## BEGIN

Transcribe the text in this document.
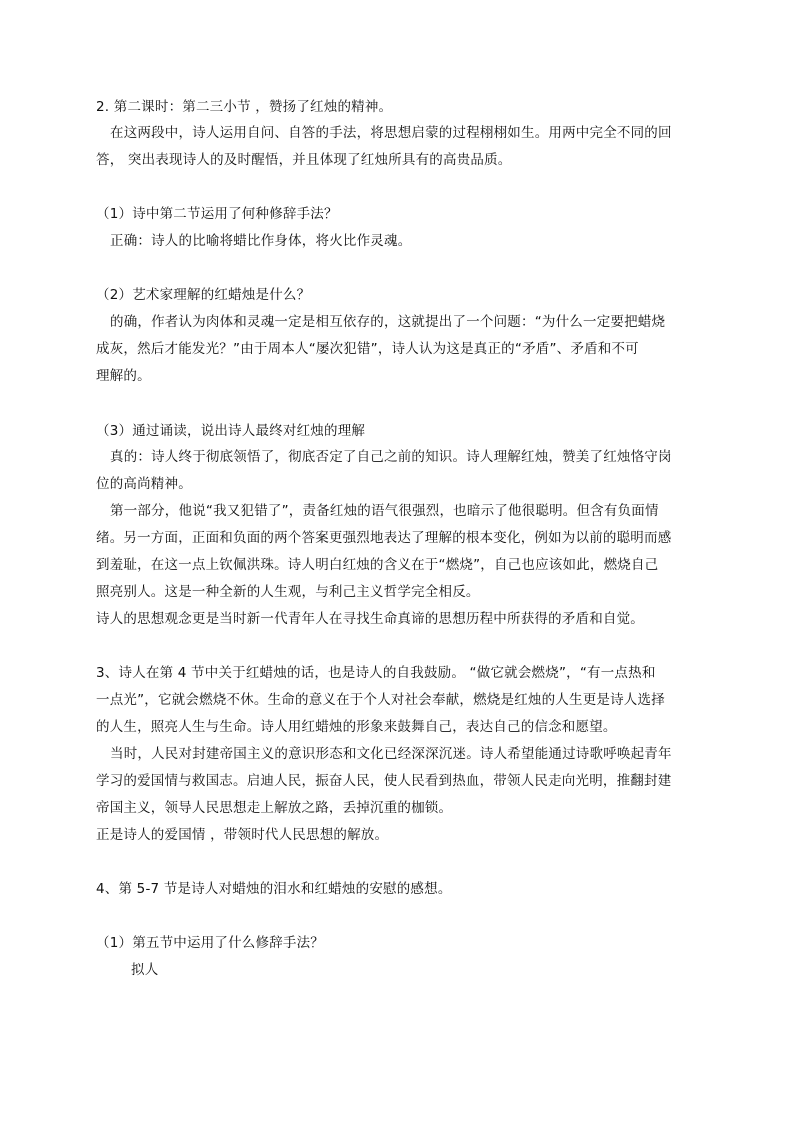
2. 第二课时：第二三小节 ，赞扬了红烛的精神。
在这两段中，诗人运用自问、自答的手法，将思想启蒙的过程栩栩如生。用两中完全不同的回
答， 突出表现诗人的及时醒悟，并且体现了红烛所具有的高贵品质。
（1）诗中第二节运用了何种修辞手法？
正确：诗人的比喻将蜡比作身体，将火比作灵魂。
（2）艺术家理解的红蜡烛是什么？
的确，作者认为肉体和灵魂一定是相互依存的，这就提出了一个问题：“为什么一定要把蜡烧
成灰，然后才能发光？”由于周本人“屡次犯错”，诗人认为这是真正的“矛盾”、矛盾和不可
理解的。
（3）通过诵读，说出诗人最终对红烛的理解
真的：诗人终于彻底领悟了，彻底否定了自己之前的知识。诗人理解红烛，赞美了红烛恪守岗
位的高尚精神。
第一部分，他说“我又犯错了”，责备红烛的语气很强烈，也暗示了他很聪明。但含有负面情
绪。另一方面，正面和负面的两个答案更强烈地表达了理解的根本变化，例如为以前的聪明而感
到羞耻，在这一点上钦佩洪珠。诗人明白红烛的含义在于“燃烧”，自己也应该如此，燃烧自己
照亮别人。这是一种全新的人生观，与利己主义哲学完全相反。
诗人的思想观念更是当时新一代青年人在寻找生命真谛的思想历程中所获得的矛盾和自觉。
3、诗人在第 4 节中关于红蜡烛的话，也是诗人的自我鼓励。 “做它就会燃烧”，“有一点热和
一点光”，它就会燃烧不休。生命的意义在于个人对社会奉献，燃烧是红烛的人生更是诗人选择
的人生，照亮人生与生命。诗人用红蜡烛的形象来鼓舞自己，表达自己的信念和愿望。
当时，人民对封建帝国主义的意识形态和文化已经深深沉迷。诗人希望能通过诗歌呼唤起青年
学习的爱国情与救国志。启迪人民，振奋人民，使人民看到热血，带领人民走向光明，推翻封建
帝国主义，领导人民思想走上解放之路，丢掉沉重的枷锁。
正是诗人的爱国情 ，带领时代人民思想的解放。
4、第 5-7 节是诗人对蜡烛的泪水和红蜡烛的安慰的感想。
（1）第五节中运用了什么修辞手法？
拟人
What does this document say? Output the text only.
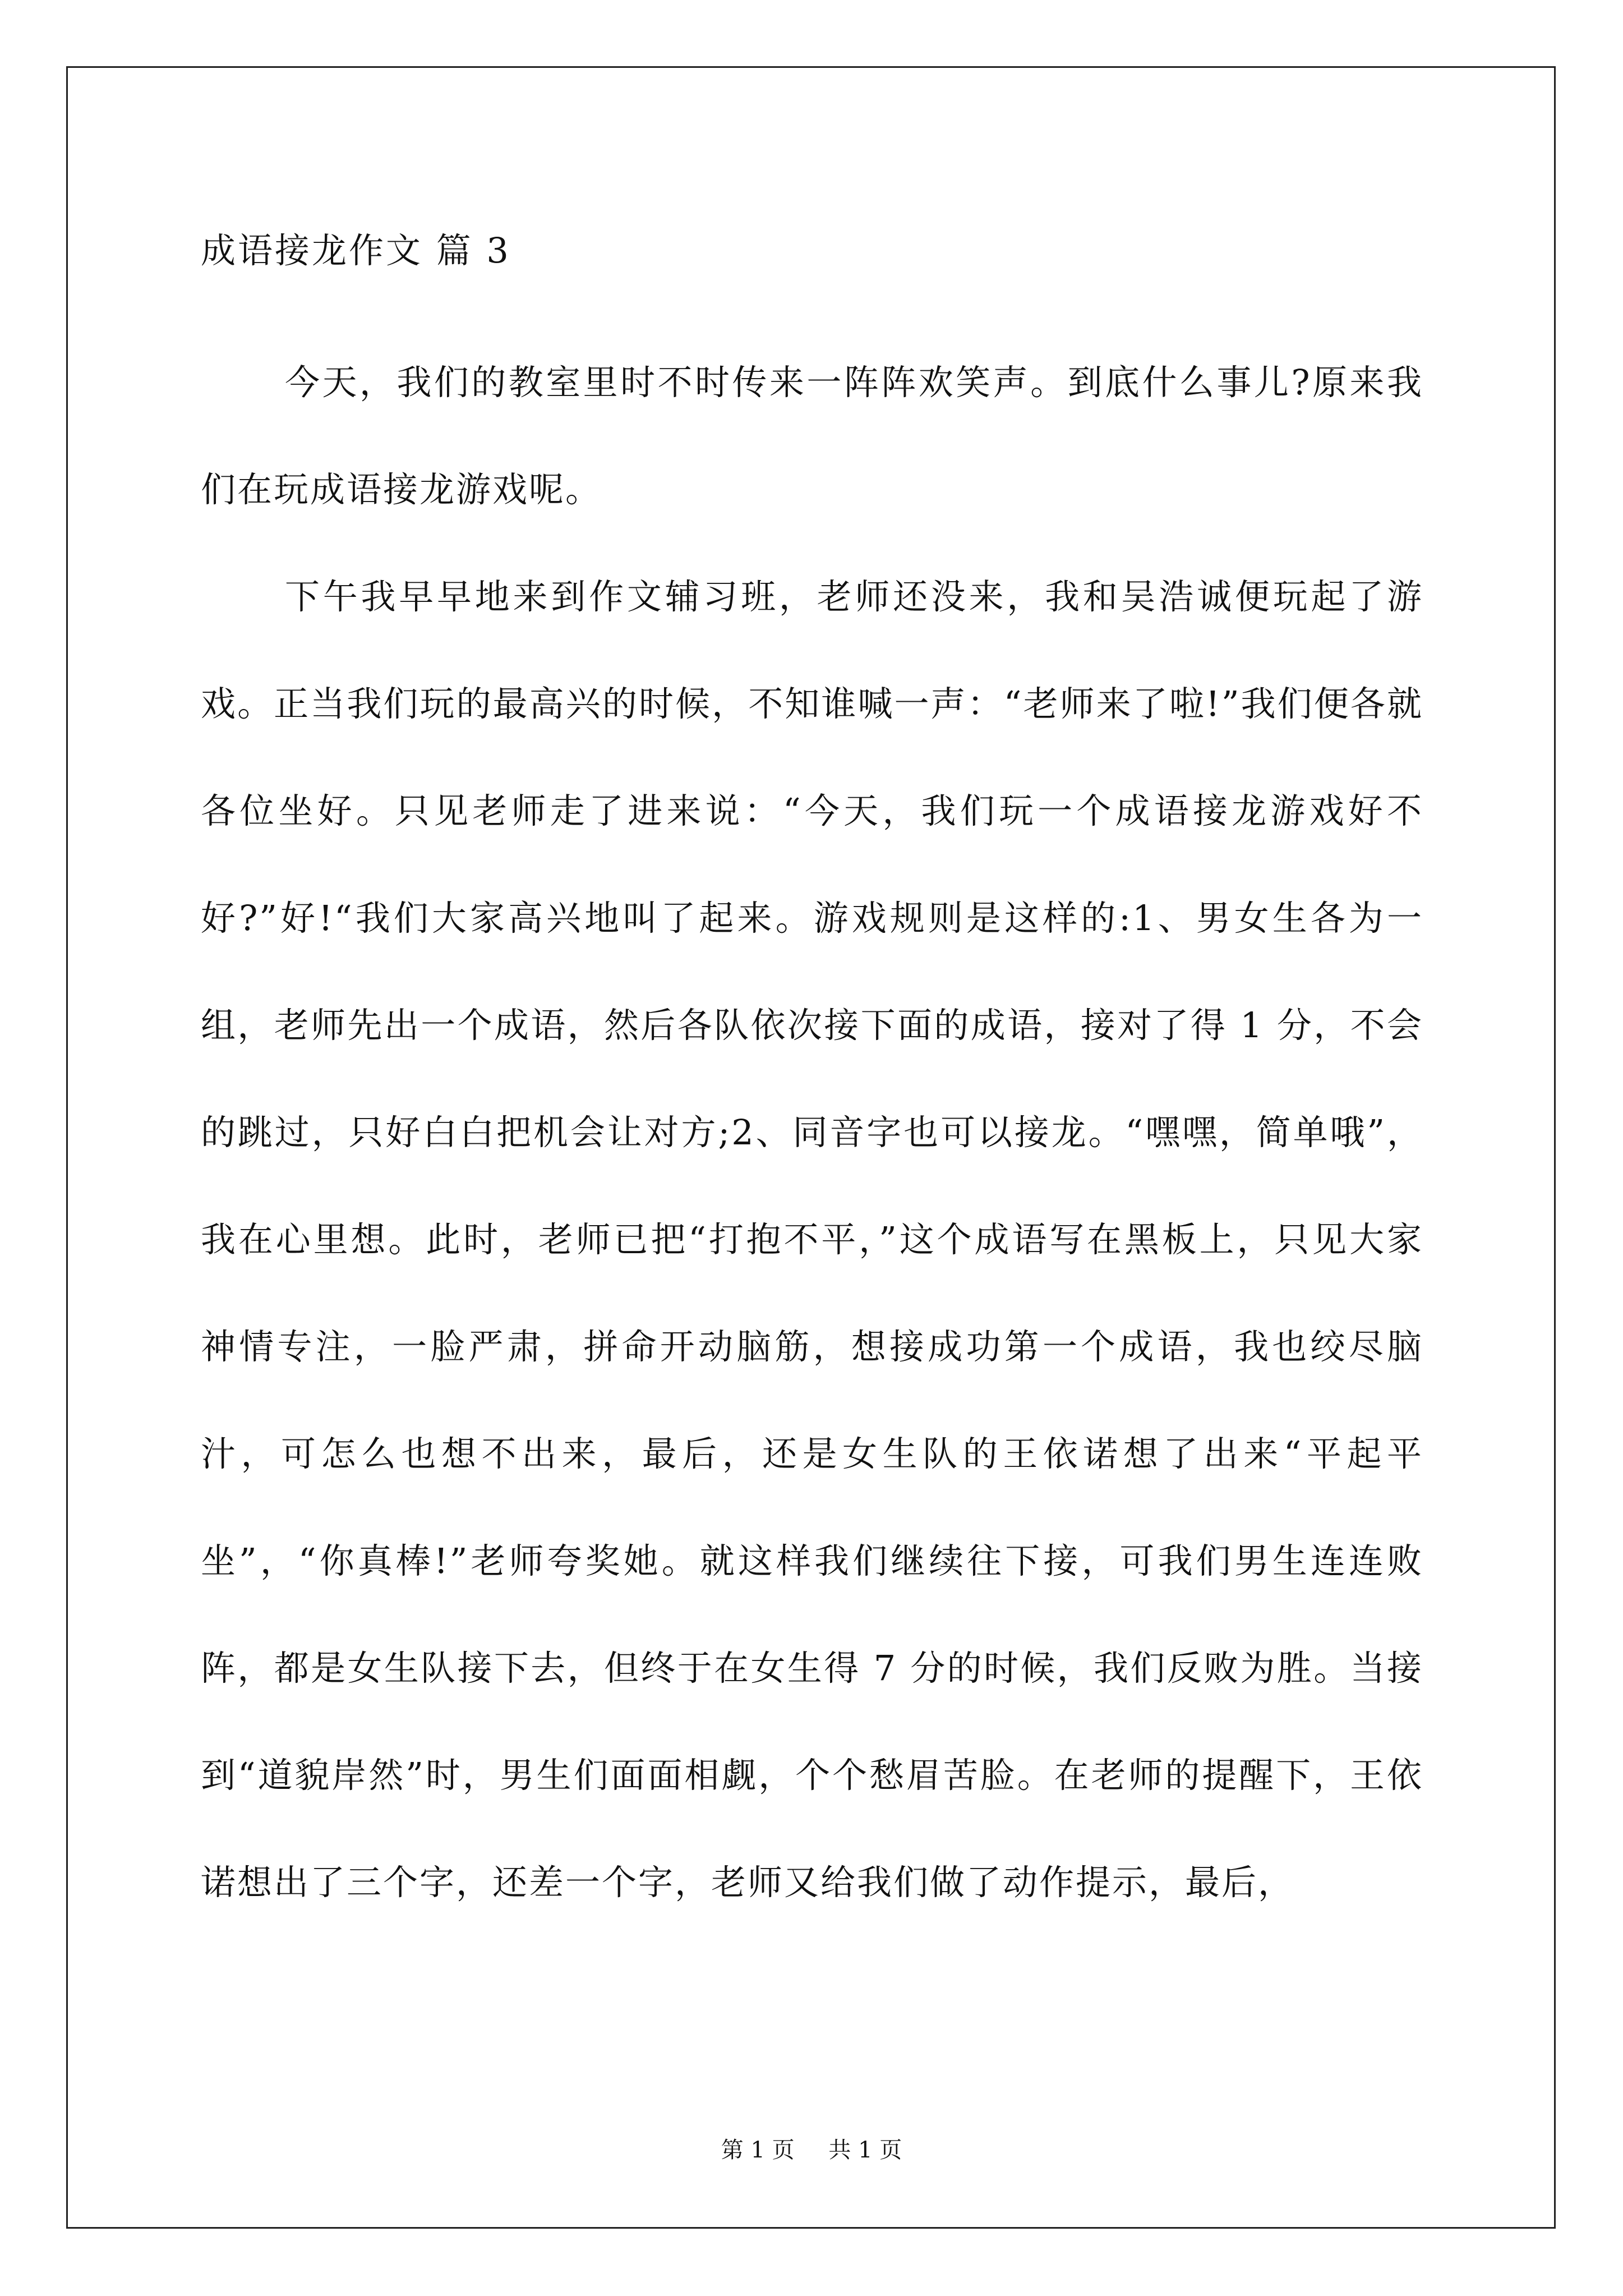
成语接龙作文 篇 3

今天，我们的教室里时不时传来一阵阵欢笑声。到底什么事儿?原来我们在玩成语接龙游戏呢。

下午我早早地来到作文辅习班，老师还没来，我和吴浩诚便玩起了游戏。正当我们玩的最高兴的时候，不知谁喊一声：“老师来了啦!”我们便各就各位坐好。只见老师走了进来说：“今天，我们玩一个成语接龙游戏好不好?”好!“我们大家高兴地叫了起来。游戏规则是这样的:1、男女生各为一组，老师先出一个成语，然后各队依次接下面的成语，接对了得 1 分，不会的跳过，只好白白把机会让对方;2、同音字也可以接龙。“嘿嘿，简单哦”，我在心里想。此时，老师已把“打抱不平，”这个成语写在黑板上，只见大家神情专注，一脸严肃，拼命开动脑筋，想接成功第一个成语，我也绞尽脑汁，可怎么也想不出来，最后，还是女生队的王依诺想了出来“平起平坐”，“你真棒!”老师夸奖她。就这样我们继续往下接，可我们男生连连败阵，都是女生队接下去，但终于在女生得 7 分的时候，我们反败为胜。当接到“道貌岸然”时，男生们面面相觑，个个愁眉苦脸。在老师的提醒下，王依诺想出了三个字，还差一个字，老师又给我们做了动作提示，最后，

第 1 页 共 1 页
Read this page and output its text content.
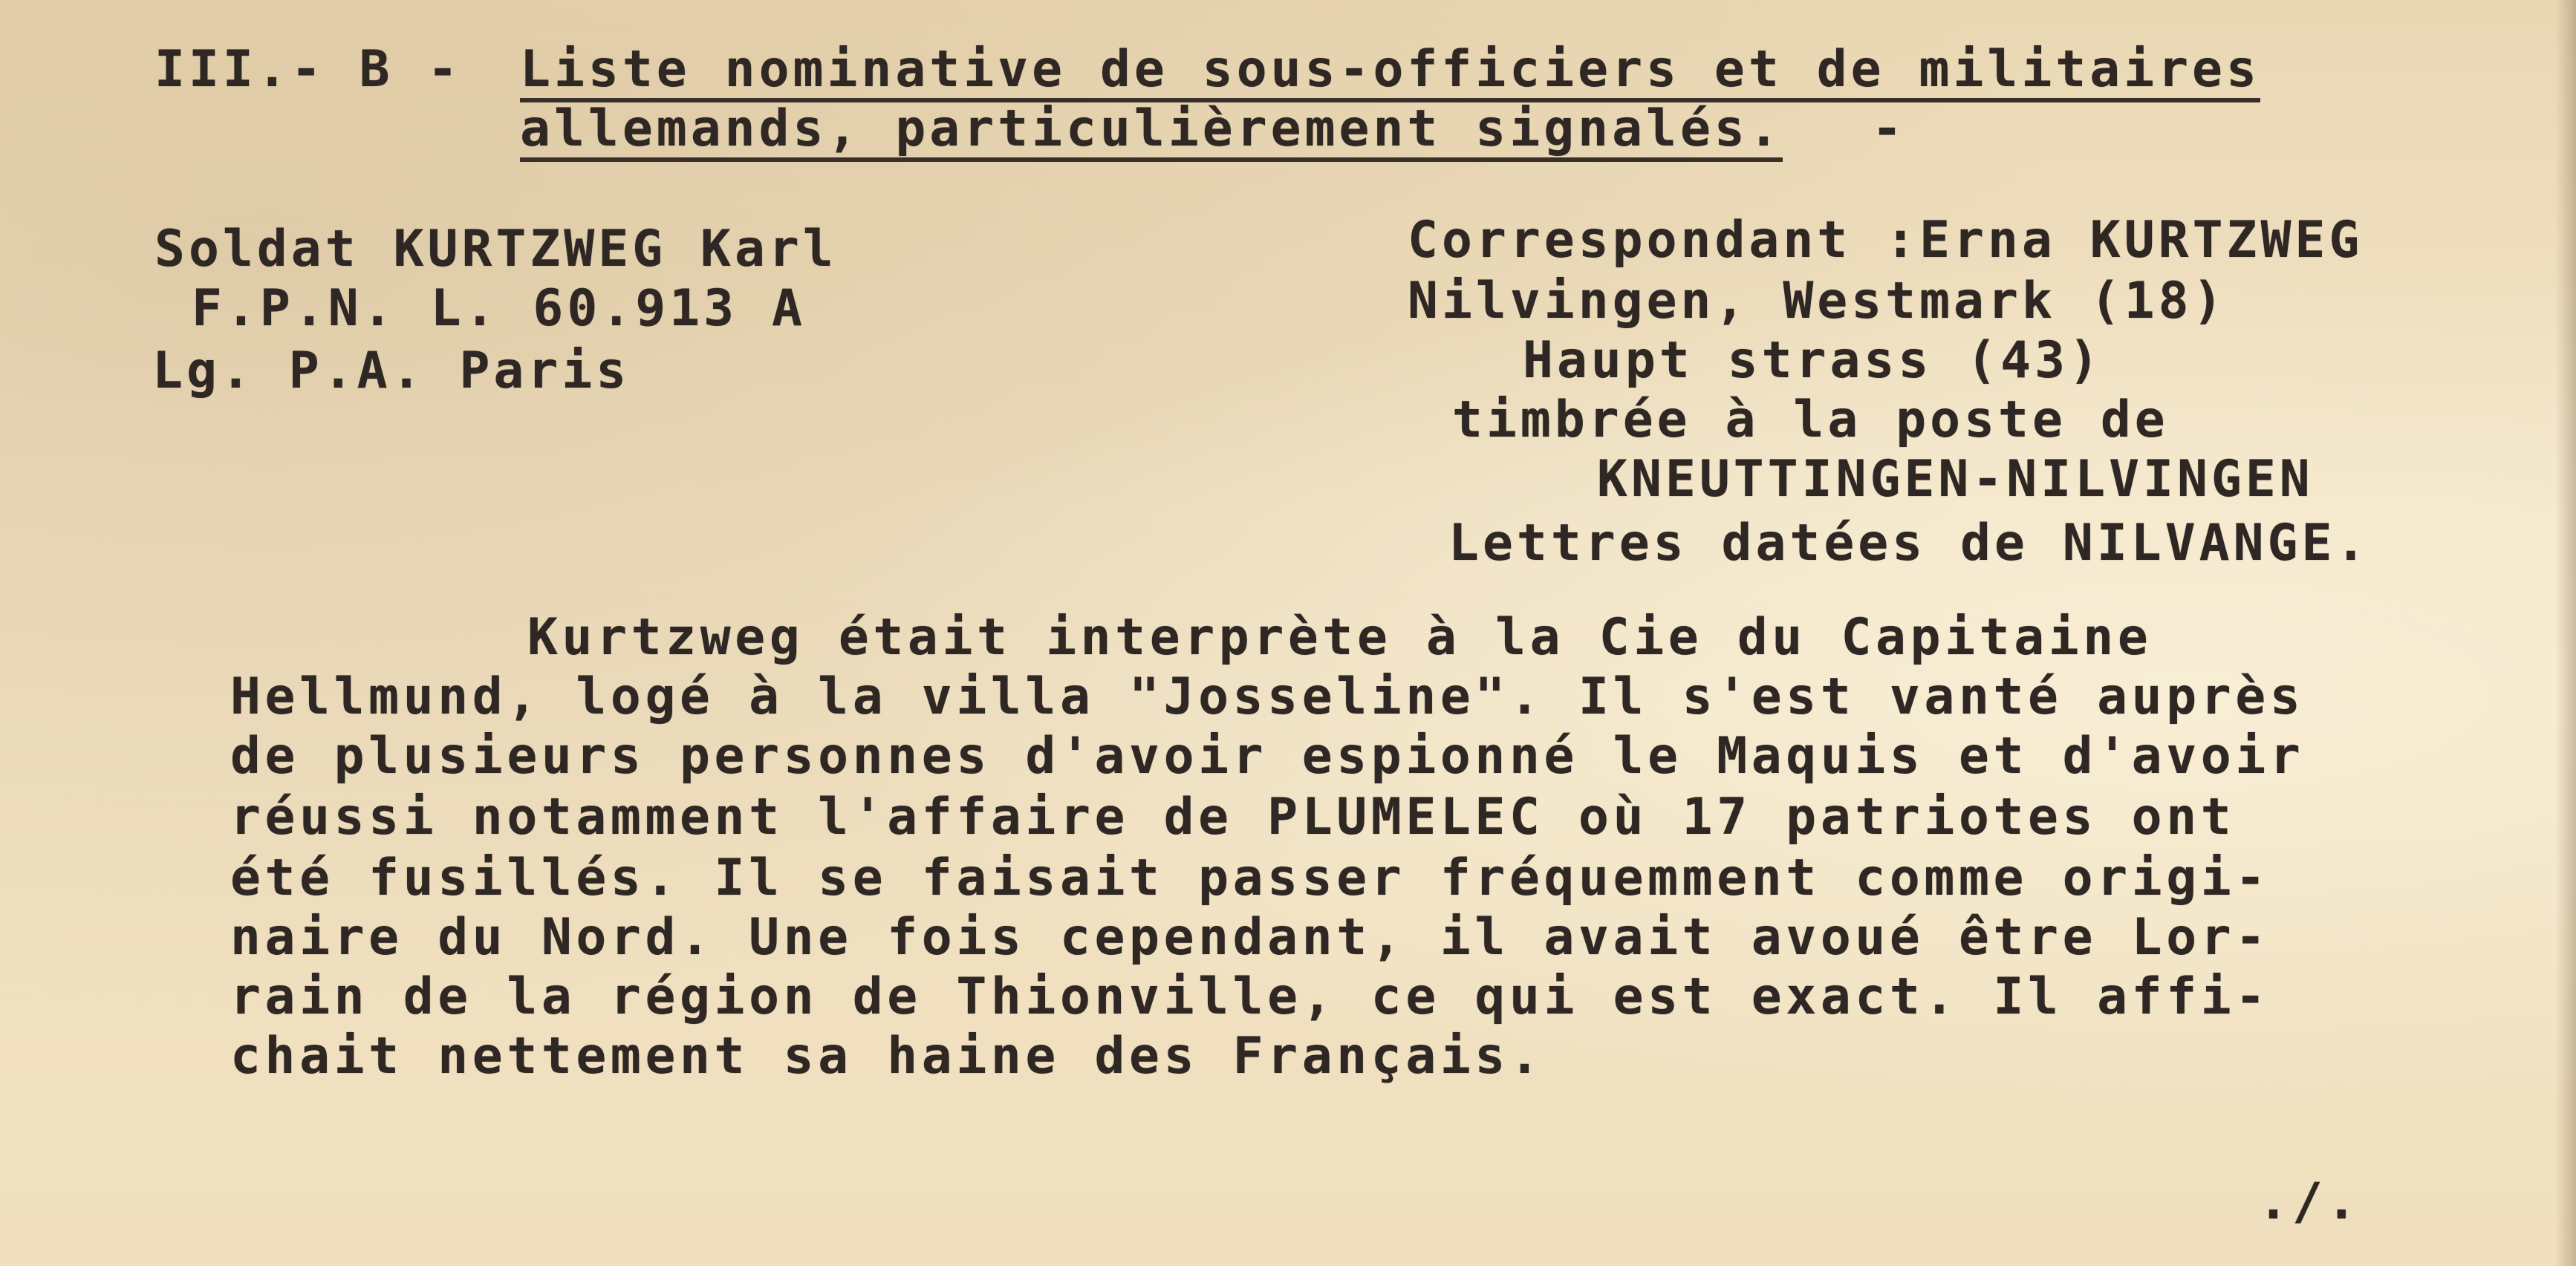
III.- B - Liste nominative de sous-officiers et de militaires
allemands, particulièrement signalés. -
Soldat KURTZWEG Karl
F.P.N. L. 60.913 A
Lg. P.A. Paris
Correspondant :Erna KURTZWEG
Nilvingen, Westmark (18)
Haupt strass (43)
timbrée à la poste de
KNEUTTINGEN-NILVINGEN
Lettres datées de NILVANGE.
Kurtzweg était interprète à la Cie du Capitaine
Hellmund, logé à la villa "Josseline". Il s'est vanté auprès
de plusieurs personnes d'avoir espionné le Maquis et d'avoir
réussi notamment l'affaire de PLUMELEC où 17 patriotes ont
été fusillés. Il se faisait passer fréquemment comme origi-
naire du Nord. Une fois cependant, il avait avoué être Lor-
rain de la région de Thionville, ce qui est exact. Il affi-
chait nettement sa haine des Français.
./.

## END

→ Exercise description
Pictures in the records should not appear in your copy, but everything else must be transcribed exactly.

→ The completed task
Transcribe the text in this document.
2. 第二课时：第二三小节 ，赞扬了红烛的精神。
在这两段中，诗人运用自问、自答的手法，将思想启蒙的过程栩栩如生。用两中完全不同的回
答， 突出表现诗人的及时醒悟，并且体现了红烛所具有的高贵品质。
（1）诗中第二节运用了何种修辞手法？
正确：诗人的比喻将蜡比作身体，将火比作灵魂。
（2）艺术家理解的红蜡烛是什么？
的确，作者认为肉体和灵魂一定是相互依存的，这就提出了一个问题：“为什么一定要把蜡烧
成灰，然后才能发光？”由于周本人“屡次犯错”，诗人认为这是真正的“矛盾”、矛盾和不可
理解的。
（3）通过诵读，说出诗人最终对红烛的理解
真的：诗人终于彻底领悟了，彻底否定了自己之前的知识。诗人理解红烛，赞美了红烛恪守岗
位的高尚精神。
第一部分，他说“我又犯错了”，责备红烛的语气很强烈，也暗示了他很聪明。但含有负面情
绪。另一方面，正面和负面的两个答案更强烈地表达了理解的根本变化，例如为以前的聪明而感
到羞耻，在这一点上钦佩洪珠。诗人明白红烛的含义在于“燃烧”，自己也应该如此，燃烧自己
照亮别人。这是一种全新的人生观，与利己主义哲学完全相反。
诗人的思想观念更是当时新一代青年人在寻找生命真谛的思想历程中所获得的矛盾和自觉。
3、诗人在第 4 节中关于红蜡烛的话，也是诗人的自我鼓励。 “做它就会燃烧”，“有一点热和
一点光”，它就会燃烧不休。生命的意义在于个人对社会奉献，燃烧是红烛的人生更是诗人选择
的人生，照亮人生与生命。诗人用红蜡烛的形象来鼓舞自己，表达自己的信念和愿望。
当时，人民对封建帝国主义的意识形态和文化已经深深沉迷。诗人希望能通过诗歌呼唤起青年
学习的爱国情与救国志。启迪人民，振奋人民，使人民看到热血，带领人民走向光明，推翻封建
帝国主义，领导人民思想走上解放之路，丢掉沉重的枷锁。
正是诗人的爱国情 ，带领时代人民思想的解放。
4、第 5-7 节是诗人对蜡烛的泪水和红蜡烛的安慰的感想。
（1）第五节中运用了什么修辞手法？
拟人
What does this document say? Output the text only.
成语接龙作文 篇 3

今天，我们的教室里时不时传来一阵阵欢笑声。到底什么事儿?原来我们在玩成语接龙游戏呢。

下午我早早地来到作文辅习班，老师还没来，我和吴浩诚便玩起了游戏。正当我们玩的最高兴的时候，不知谁喊一声：“老师来了啦!”我们便各就各位坐好。只见老师走了进来说：“今天，我们玩一个成语接龙游戏好不好?”好!“我们大家高兴地叫了起来。游戏规则是这样的:1、男女生各为一组，老师先出一个成语，然后各队依次接下面的成语，接对了得 1 分，不会的跳过，只好白白把机会让对方;2、同音字也可以接龙。“嘿嘿，简单哦”，我在心里想。此时，老师已把“打抱不平，”这个成语写在黑板上，只见大家神情专注，一脸严肃，拼命开动脑筋，想接成功第一个成语，我也绞尽脑汁，可怎么也想不出来，最后，还是女生队的王依诺想了出来“平起平坐”，“你真棒!”老师夸奖她。就这样我们继续往下接，可我们男生连连败阵，都是女生队接下去，但终于在女生得 7 分的时候，我们反败为胜。当接到“道貌岸然”时，男生们面面相觑，个个愁眉苦脸。在老师的提醒下，王依诺想出了三个字，还差一个字，老师又给我们做了动作提示，最后，

第 1 页 共 1 页
Read this page and output its text content.
III.- B - Liste nominative de sous-officiers et de militaires
allemands, particulièrement signalés. -
Soldat KURTZWEG Karl
F.P.N. L. 60.913 A
Lg. P.A. Paris
Correspondant :Erna KURTZWEG
Nilvingen, Westmark (18)
Haupt strass (43)
timbrée à la poste de
KNEUTTINGEN-NILVINGEN
Lettres datées de NILVANGE.
Kurtzweg était interprète à la Cie du Capitaine
Hellmund, logé à la villa "Josseline". Il s'est vanté auprès
de plusieurs personnes d'avoir espionné le Maquis et d'avoir
réussi notamment l'affaire de PLUMELEC où 17 patriotes ont
été fusillés. Il se faisait passer fréquemment comme origi-
naire du Nord. Une fois cependant, il avait avoué être Lor-
rain de la région de Thionville, ce qui est exact. Il affi-
chait nettement sa haine des Français.
./.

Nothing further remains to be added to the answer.